Exercise prompt —
Write out the full set of records below exactly.

□ □ □ □

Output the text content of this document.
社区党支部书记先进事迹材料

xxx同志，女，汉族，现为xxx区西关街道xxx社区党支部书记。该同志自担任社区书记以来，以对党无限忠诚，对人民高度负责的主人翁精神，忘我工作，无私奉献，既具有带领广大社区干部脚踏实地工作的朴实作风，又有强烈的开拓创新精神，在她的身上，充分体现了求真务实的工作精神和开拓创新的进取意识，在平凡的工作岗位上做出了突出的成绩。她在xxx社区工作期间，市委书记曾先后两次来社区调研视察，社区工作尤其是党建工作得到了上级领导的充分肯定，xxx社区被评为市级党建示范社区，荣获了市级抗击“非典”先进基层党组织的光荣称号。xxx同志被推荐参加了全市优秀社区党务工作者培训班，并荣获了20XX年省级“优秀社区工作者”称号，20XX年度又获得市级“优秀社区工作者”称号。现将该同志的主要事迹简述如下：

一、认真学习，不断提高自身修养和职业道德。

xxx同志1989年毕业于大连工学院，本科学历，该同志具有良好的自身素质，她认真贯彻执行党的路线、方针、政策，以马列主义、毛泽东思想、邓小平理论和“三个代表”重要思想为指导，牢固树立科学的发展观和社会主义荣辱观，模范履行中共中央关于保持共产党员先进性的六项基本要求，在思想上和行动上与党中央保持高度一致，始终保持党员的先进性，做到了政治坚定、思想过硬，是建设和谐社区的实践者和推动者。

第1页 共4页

□ □ □ □

Exercise output —
Output the text content of this document.
社区党支部书记先进事迹材料

xxx同志，女，汉族，现为xxx区西关街道xxx社区党支部书记。该同志自担任社区书记以来，以对党无限忠诚，对人民高度负责的主人翁精神，忘我工作，无私奉献，既具有带领广大社区干部脚踏实地工作的朴实作风，又有强烈的开拓创新精神，在她的身上，充分体现了求真务实的工作精神和开拓创新的进取意识，在平凡的工作岗位上做出了突出的成绩。她在xxx社区工作期间，市委书记曾先后两次来社区调研视察，社区工作尤其是党建工作得到了上级领导的充分肯定，xxx社区被评为市级党建示范社区，荣获了市级抗击“非典”先进基层党组织的光荣称号。xxx同志被推荐参加了全市优秀社区党务工作者培训班，并荣获了20XX年省级“优秀社区工作者”称号，20XX年度又获得市级“优秀社区工作者”称号。现将该同志的主要事迹简述如下：

一、认真学习，不断提高自身修养和职业道德。

xxx同志1989年毕业于大连工学院，本科学历，该同志具有良好的自身素质，她认真贯彻执行党的路线、方针、政策，以马列主义、毛泽东思想、邓小平理论和“三个代表”重要思想为指导，牢固树立科学的发展观和社会主义荣辱观，模范履行中共中央关于保持共产党员先进性的六项基本要求，在思想上和行动上与党中央保持高度一致，始终保持党员的先进性，做到了政治坚定、思想过硬，是建设和谐社区的实践者和推动者。

第1页 共4页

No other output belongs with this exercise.